BRIEF: The records below need retyping in full; give them again exactly.

EXTRACTED INFORMATION:
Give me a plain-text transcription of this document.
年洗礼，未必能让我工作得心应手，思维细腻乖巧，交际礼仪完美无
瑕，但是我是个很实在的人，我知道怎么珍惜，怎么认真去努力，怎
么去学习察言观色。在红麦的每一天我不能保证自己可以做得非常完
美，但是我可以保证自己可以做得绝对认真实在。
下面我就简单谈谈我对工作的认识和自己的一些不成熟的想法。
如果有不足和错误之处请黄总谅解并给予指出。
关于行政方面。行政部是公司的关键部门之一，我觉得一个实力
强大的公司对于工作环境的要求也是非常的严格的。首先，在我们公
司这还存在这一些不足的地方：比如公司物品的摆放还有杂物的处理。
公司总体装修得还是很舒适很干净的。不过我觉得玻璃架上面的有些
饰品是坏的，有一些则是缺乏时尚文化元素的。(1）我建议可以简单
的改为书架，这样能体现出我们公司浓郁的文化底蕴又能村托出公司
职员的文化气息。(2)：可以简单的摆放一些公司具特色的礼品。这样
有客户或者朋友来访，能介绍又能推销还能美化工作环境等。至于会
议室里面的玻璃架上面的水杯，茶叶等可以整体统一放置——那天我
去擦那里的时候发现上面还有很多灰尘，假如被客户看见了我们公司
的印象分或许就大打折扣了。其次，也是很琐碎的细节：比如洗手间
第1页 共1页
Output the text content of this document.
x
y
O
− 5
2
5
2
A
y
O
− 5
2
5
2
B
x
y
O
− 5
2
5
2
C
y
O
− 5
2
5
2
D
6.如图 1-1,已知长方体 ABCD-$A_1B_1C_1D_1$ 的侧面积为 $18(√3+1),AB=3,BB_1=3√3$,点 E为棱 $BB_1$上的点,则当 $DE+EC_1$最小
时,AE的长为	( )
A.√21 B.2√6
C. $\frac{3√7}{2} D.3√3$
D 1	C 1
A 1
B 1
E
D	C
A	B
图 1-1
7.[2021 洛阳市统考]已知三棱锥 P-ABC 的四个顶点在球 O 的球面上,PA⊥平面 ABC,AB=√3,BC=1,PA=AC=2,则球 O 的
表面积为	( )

EXERCISE OUTPUT:
Give me a plain-text transcription of this document.
年洗礼，未必能让我工作得心应手，思维细腻乖巧，交际礼仪完美无
瑕，但是我是个很实在的人，我知道怎么珍惜，怎么认真去努力，怎
么去学习察言观色。在红麦的每一天我不能保证自己可以做得非常完
美，但是我可以保证自己可以做得绝对认真实在。
下面我就简单谈谈我对工作的认识和自己的一些不成熟的想法。
如果有不足和错误之处请黄总谅解并给予指出。
关于行政方面。行政部是公司的关键部门之一，我觉得一个实力
强大的公司对于工作环境的要求也是非常的严格的。首先，在我们公
司这还存在这一些不足的地方：比如公司物品的摆放还有杂物的处理。
公司总体装修得还是很舒适很干净的。不过我觉得玻璃架上面的有些
饰品是坏的，有一些则是缺乏时尚文化元素的。(1）我建议可以简单
的改为书架，这样能体现出我们公司浓郁的文化底蕴又能村托出公司
职员的文化气息。(2)：可以简单的摆放一些公司具特色的礼品。这样
有客户或者朋友来访，能介绍又能推销还能美化工作环境等。至于会
议室里面的玻璃架上面的水杯，茶叶等可以整体统一放置——那天我
去擦那里的时候发现上面还有很多灰尘，假如被客户看见了我们公司
的印象分或许就大打折扣了。其次，也是很琐碎的细节：比如洗手间
第1页 共1页
Output the text content of this document.
x
y
O
− 5
2
5
2
A
y
O
− 5
2
5
2
B
x
y
O
− 5
2
5
2
C
y
O
− 5
2
5
2
D
6.如图 1-1,已知长方体 ABCD-$A_1B_1C_1D_1$ 的侧面积为 $18(√3+1),AB=3,BB_1=3√3$,点 E为棱 $BB_1$上的点,则当 $DE+EC_1$最小
时,AE的长为	( )
A.√21 B.2√6
C. $\frac{3√7}{2} D.3√3$
D 1	C 1
A 1
B 1
E
D	C
A	B
图 1-1
7.[2021 洛阳市统考]已知三棱锥 P-ABC 的四个顶点在球 O 的球面上,PA⊥平面 ABC,AB=√3,BC=1,PA=AC=2,则球 O 的
表面积为	( )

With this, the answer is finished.